STATED GOAL:
Gather every line in the records below that contains the word "name".
━━━ GIVEN DATA ━━━
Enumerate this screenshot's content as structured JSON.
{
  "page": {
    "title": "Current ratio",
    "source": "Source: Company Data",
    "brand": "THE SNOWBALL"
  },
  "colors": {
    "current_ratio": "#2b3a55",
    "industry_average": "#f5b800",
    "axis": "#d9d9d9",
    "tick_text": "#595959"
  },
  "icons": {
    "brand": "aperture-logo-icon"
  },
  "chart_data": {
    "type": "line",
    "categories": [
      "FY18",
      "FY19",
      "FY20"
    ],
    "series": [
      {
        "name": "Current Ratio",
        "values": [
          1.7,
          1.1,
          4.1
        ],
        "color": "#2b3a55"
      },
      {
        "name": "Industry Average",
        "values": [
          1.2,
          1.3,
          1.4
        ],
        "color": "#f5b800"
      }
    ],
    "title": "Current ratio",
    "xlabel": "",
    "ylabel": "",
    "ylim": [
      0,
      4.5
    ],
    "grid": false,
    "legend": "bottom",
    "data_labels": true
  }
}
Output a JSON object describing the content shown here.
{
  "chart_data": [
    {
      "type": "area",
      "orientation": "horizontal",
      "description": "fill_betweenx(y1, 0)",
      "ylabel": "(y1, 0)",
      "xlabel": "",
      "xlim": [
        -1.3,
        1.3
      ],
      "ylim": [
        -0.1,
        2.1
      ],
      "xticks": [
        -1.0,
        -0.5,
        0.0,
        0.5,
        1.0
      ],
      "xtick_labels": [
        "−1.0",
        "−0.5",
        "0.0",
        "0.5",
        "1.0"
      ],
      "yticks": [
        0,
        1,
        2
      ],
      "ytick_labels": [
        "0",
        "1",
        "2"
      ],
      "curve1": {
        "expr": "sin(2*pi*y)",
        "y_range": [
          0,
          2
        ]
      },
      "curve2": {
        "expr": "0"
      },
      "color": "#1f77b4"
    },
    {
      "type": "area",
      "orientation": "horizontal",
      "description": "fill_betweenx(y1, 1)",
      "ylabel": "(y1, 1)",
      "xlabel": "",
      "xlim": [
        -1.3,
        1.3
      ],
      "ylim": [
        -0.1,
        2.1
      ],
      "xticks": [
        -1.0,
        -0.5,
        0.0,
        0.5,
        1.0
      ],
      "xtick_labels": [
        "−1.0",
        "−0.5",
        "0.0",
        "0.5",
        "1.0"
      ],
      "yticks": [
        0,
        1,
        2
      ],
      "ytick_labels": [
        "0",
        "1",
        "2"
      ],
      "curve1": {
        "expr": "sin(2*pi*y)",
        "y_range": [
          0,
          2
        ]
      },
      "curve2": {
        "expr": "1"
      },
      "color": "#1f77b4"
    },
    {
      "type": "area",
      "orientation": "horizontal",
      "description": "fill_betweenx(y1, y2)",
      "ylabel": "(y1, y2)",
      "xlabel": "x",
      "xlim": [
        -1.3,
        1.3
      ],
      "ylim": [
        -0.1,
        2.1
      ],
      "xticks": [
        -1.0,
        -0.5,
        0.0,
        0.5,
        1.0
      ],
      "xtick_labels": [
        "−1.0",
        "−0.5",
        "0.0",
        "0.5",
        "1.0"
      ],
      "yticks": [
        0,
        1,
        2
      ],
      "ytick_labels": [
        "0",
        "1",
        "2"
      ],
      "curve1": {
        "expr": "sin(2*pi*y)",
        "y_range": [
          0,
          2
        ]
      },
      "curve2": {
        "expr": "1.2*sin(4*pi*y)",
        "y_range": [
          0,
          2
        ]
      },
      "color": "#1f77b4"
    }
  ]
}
━━━
TASK OUTPUT:
        "name": "Current Ratio",
        "name": "Industry Average",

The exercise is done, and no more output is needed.